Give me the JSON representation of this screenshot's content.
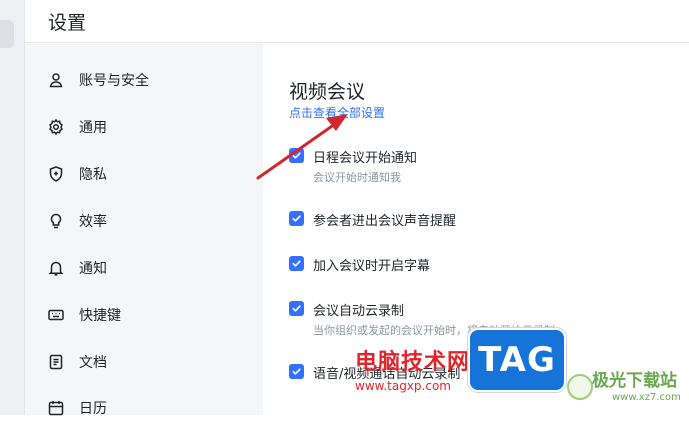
{
  "header": {
    "title": "设置"
  },
  "sidebar": {
    "items": [
      {
        "label": "账号与安全",
        "icon": "user-icon"
      },
      {
        "label": "通用",
        "icon": "gear-icon"
      },
      {
        "label": "隐私",
        "icon": "shield-icon"
      },
      {
        "label": "效率",
        "icon": "lightbulb-icon"
      },
      {
        "label": "通知",
        "icon": "bell-icon"
      },
      {
        "label": "快捷键",
        "icon": "keyboard-icon"
      },
      {
        "label": "文档",
        "icon": "document-icon"
      },
      {
        "label": "日历",
        "icon": "calendar-icon"
      }
    ]
  },
  "main": {
    "section_title": "视频会议",
    "view_all_link": "点击查看全部设置",
    "options": [
      {
        "label": "日程会议开始通知",
        "desc": "会议开始时通知我",
        "checked": true
      },
      {
        "label": "参会者进出会议声音提醒",
        "checked": true
      },
      {
        "label": "加入会议时开启字幕",
        "checked": true
      },
      {
        "label": "会议自动云录制",
        "desc": "当你组织或发起的会议开始时，将自动开始云录制",
        "checked": true
      },
      {
        "label": "语音/视频通话自动云录制",
        "checked": true
      }
    ]
  },
  "watermark": {
    "site_name": "电脑技术网",
    "url": "www.tagxp.com",
    "tag": "TAG",
    "right_name": "极光下载站",
    "right_url": "www.xz7.com"
  },
  "colors": {
    "accent": "#3370ff",
    "annotation_arrow": "#d0282e"
  }
}
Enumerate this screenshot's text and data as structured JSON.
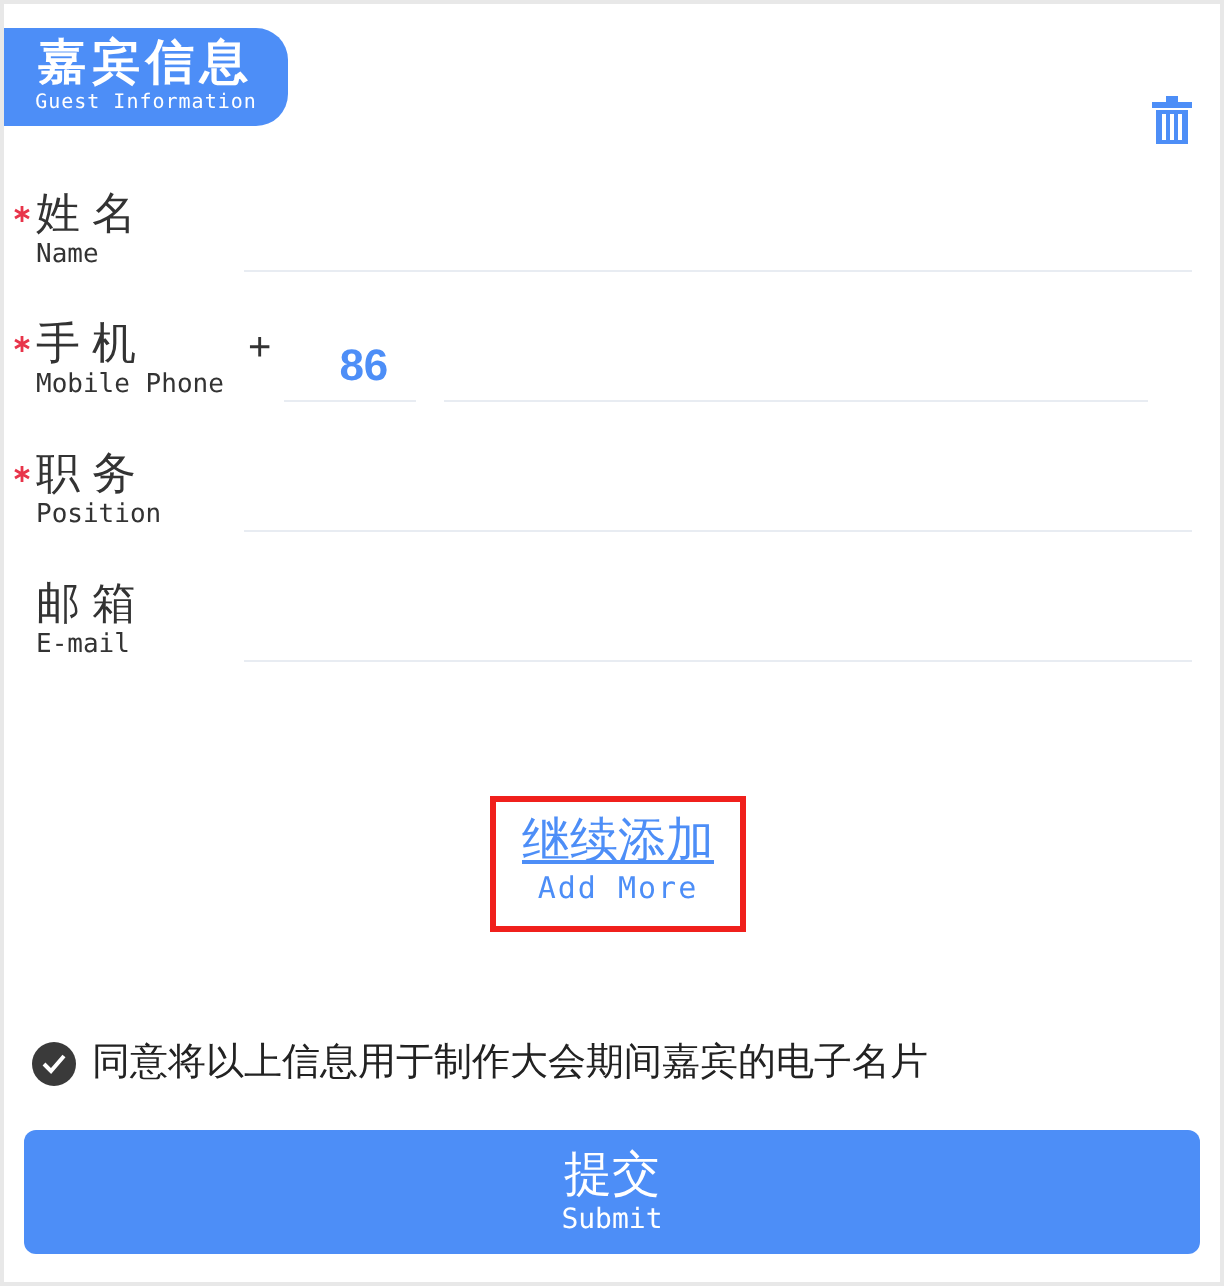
{
  "header": {
    "title": "嘉宾信息",
    "subtitle": "Guest Information"
  },
  "fields": [
    {
      "kind": "text",
      "label": "姓 名",
      "label_en": "Name",
      "required": true
    },
    {
      "kind": "phone",
      "label": "手 机",
      "label_en": "Mobile Phone",
      "required": true,
      "prefix": "+",
      "code": "86"
    },
    {
      "kind": "text",
      "label": "职 务",
      "label_en": "Position",
      "required": true
    },
    {
      "kind": "text",
      "label": "邮 箱",
      "label_en": "E-mail",
      "required": false
    }
  ],
  "add_more": {
    "label": "继续添加",
    "label_en": "Add More",
    "highlighted": true
  },
  "consent": {
    "text": "同意将以上信息用于制作大会期间嘉宾的电子名片",
    "checked": true
  },
  "submit": {
    "label": "提交",
    "label_en": "Submit"
  }
}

### Aim of the task
Go through the listing above and locate each line that holds the word "desc". Copy those lines.

### Solution for this task
        "desc": "会议开始时通知我",
        "desc": "当你组织或发起的会议开始时，将自动开始云录制",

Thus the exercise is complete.